[Begin SUPPLIED MATERIAL]
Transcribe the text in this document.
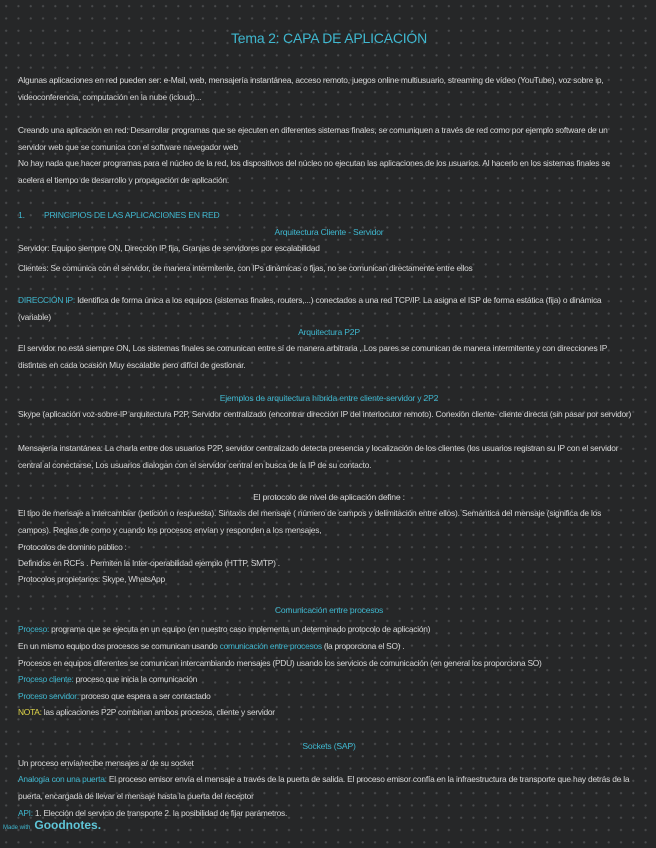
Tema 2: CAPA DE APLICACIÓN
Algunas aplicaciones en red pueden ser: e-Mail, web, mensajería instantánea, acceso remoto, juegos online multiusuario, streaming de vídeo (YouTube), voz sobre ip, videoconferencia, computación en la nube (icloud)...
Creando una aplicación en red: Desarrollar programas que se ejecuten en diferentes sistemas finales, se comuniquen a través de red como por ejemplo software de un servidor web que se comunica con el software navegador web
No hay nada que hacer programas para el núcleo de la red, los dispositivos del núcleo no ejecutan las aplicaciones de los usuarios. Al hacerlo en los sistemas finales se acelera el tiempo de desarrollo y propagación de aplicación.
1. PRINCIPIOS DE LAS APLICACIONES EN RED
Arquitectura Cliente - Servidor
Servidor: Equipo siempre ON, Dirección IP fija, Granjas de servidores por escalabilidad
Clientes: Se comunica con el servidor, de manera intermitente, con IPs dinámicas o fijas, no se comunican directamente entre ellos
DIRECCIÓN IP: Identifica de forma única a los equipos (sistemas finales, routers,...) conectados a una red TCP/IP. La asigna el ISP de forma estática (fija) o dinámica (variable)
Arquitectura P2P
El servidor no está siempre ON, Los sistemas finales se comunican entre sí de manera arbitraria , Los pares se comunican de manera intermitente y con direcciones IP distintas en cada ocasión Muy escalable pero difícil de gestionar.
Ejemplos de arquitectura híbrida entre cliente-servidor y 2P2
Skype (aplicación voz-sobre-IP arquitectura P2P, Servidor centralizado (encontrar dirección IP del interlocutor remoto). Conexión cliente- cliente directa (sin pasar por servidor)
Mensajería instantánea: La charla entre dos usuarios P2P, servidor centralizado detecta presencia y localización de los clientes (los usuarios registran su IP con el servidor central al conectarse, Los usuarios dialogan con el servidor central en busca de la IP de su contacto.
El protocolo de nivel de aplicación define :
El tipo de mensaje a intercambiar (petición o respuesta). Sintaxis del mensaje ( número de campos y delimitación entre ellos). Semántica del mensaje (significa de los campos). Reglas de como y cuando los procesos envían y responden a los mensajes,
Protocolos de dominio público :
Definidos en RCFs . Permiten la Inter-operabilidad ejemplo (HTTP, SMTP) .
Protocolos propietarios: Skype, WhatsApp
Comunicación entre procesos
Proceso: programa que se ejecuta en un equipo (en nuestro caso implementa un determinado protocolo de aplicación)
En un mismo equipo dos procesos se comunican usando comunicación entre procesos (la proporciona el SO) .
Procesos en equipos diferentes se comunican intercambiando mensajes (PDU) usando los servicios de comunicación (en general los proporciona SO)
Proceso cliente: proceso que inicia la comunicación
Proceso servidor: proceso que espera a ser contactado
NOTA: las aplicaciones P2P combinan ambos procesos, cliente y servidor
Sockets (SAP)
Un proceso envía/recibe mensajes a/ de su socket
Analogía con una puerta: El proceso emisor envía el mensaje a través de la puerta de salida. El proceso emisor confía en la infraestructura de transporte que hay detrás de la puerta, encargada de llevar el mensaje hasta la puerta del receptor
API: 1. Elección del servicio de transporte 2. la posibilidad de fijar parámetros.
Made with Goodnotes.
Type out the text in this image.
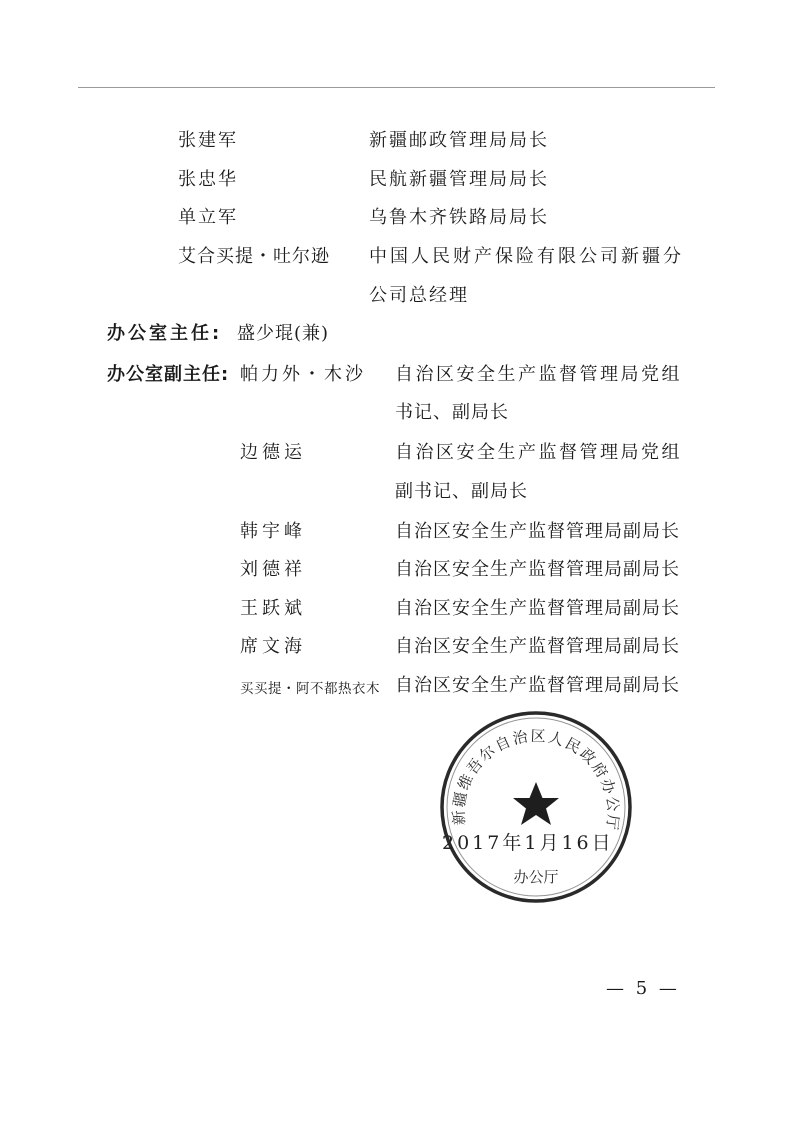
张建军	新疆邮政管理局局长
张忠华	民航新疆管理局局长
单立军	乌鲁木齐铁路局局长
艾合买提・吐尔逊 中国人民财产保险有限公司新疆分
公司总经理
办公室主任: 盛少琨(兼)
办公室副主任: 帕力外・木沙 自治区安全生产监督管理局党组
书记、副局长
边德运	自治区安全生产监督管理局党组
副书记、副局长
韩宇峰	自治区安全生产监督管理局副局长
刘德祥	自治区安全生产监督管理局副局长
王跃斌	自治区安全生产监督管理局副局长
席文海	自治区安全生产监督管理局副局长
买买提・阿不都热衣木 自治区安全生产监督管理局副局长
新疆维吾尔自治区人民政府办公厅
办公厅
2017年1月16日
— 5 —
[End SUPPLIED MATERIAL]
**EXERCISE**
Say, as a number only, how many lines of the data contain "this".

**REPLY TO THE TASK**
2